Exercises to complete:
#1 According to the conference announcement, how many scholars attended the first conference in 2011?
#2 Write out the stretch of the conference announcement from "CFP: Mapping the" through "Lethbridge’s Institute for Child and Youth Studies (I-CYS)", word for word.

Study text:
CFP: Mapping the Landscapes of Childhood II

Mapping the Landscapes of Childhood II
A Conference Sponsored by the University of Lethbridge’s Institute for Child and Youth Studies (I-CYS)

Venue: The University of Lethbridge, Lethbridge, Alberta, Canada

Date: May 8-10, 2015

We take great pleasure in announcing the second Mapping the Landscapes of Childhood conference, and look forward to continuing the conversations begun at the first conference in 2011, which drew together an international group of 125 scholars. We aim to build on the success of our first conference, and to exploit the synergies within the U of L’s newly established multidisciplinary Institute for Child and Youth Studies (I-CYS). We therefore invite scholars and practitioners from a wide variety of academic disciplines (including the sciences, arts, humanities, social sciences, policy studies, social work, and education) to consider the state of child and youth studies, a vibrant and rapidly evolving field of inquiry.

Conference Format: Three days of multidisciplinary panels with scholarly presentations on conference themes; poster sessions; several keynote events; practitioner sessions; and a film screening.

Entries provided:

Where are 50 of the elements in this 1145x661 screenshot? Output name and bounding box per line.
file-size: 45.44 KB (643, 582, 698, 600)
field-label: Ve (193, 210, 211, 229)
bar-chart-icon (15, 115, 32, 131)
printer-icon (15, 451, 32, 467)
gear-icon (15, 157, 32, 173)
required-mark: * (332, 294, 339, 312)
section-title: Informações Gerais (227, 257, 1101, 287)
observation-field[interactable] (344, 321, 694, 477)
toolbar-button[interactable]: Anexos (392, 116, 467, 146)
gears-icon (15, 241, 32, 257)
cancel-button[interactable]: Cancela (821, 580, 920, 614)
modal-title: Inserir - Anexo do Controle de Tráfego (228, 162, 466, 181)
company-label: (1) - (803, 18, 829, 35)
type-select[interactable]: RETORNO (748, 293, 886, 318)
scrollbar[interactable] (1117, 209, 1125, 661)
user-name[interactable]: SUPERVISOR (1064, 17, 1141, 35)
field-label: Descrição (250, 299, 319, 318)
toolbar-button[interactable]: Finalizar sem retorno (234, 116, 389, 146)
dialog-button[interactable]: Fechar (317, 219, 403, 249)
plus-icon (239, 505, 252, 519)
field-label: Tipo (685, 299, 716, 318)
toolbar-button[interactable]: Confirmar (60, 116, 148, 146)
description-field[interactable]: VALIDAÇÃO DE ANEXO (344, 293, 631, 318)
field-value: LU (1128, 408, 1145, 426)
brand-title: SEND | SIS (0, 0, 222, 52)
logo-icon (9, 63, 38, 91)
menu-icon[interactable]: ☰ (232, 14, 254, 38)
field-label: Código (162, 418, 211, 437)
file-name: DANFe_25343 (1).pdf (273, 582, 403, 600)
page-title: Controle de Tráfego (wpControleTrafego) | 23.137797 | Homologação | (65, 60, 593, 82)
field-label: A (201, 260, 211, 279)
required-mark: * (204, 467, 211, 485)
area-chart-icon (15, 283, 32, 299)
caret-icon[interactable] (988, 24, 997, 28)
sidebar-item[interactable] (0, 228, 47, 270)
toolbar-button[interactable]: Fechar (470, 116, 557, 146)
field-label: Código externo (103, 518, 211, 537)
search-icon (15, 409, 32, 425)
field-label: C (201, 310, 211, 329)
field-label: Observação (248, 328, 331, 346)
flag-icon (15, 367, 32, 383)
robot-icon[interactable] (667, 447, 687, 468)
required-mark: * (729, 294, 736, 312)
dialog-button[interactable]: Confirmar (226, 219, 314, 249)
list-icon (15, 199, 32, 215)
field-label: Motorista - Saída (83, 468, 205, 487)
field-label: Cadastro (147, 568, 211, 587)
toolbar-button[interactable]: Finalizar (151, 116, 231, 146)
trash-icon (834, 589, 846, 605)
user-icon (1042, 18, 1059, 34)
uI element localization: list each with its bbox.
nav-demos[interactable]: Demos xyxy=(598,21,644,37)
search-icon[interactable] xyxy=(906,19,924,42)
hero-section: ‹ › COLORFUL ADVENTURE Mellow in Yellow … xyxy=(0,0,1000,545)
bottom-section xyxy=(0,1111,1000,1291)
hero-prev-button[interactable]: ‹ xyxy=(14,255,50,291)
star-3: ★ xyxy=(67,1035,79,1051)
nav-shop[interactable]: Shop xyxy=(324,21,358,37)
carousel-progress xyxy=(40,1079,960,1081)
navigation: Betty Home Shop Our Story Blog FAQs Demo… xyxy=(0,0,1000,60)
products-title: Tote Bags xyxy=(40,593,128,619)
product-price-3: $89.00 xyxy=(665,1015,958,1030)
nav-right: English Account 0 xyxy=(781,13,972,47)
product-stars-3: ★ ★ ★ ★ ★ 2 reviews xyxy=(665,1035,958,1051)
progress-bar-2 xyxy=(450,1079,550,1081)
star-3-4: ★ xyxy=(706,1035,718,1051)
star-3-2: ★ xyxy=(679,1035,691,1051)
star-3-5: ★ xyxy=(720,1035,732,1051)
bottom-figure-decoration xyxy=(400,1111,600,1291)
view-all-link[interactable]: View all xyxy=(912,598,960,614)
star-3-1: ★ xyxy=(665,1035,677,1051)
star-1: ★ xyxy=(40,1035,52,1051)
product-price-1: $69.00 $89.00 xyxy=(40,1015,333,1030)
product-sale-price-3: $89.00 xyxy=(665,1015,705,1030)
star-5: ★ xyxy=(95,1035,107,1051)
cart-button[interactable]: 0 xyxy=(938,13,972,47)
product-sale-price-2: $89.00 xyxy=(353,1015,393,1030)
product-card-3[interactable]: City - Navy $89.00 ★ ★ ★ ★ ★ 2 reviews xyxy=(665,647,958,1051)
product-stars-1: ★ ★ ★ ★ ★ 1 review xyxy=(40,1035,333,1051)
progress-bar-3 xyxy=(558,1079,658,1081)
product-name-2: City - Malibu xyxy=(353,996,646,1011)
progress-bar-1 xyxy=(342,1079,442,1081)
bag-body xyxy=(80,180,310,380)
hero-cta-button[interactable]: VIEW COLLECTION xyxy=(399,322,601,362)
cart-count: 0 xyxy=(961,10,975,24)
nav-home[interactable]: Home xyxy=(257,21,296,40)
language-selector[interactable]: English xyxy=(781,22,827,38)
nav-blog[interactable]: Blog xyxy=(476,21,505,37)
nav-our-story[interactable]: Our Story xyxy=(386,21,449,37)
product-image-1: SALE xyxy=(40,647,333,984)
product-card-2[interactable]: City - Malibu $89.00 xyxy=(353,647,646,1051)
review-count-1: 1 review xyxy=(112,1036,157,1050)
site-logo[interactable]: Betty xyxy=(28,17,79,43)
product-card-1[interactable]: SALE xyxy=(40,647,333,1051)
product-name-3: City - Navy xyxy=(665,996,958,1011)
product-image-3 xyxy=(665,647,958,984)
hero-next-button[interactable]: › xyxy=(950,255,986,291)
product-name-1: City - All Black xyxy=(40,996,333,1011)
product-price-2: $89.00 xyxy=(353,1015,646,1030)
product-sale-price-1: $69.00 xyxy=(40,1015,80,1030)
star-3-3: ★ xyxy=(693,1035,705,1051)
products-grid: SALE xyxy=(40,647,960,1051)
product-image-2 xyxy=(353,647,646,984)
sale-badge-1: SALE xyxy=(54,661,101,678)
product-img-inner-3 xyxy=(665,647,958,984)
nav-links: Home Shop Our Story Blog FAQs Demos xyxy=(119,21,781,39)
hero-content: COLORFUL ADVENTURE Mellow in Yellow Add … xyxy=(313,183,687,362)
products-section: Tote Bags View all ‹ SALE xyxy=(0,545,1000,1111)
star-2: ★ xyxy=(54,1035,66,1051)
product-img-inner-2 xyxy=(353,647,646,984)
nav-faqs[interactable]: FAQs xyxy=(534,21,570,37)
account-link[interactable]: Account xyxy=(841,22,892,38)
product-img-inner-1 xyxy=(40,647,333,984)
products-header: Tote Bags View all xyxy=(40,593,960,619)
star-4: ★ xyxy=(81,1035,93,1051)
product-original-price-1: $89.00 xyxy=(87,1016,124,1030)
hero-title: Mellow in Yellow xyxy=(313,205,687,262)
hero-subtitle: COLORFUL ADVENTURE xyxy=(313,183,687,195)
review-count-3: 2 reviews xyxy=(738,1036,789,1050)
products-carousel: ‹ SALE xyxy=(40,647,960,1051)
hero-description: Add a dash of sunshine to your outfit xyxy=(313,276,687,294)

Results of the tasks:
#1 An international group of 125 scholars.

#2
CFP: Mapping the Landscapes of Childhood II

Mapping the Landscapes of Childhood II
A Conference Sponsored by the University of Lethbridge’s Institute for Child and Youth Studies (I-CYS)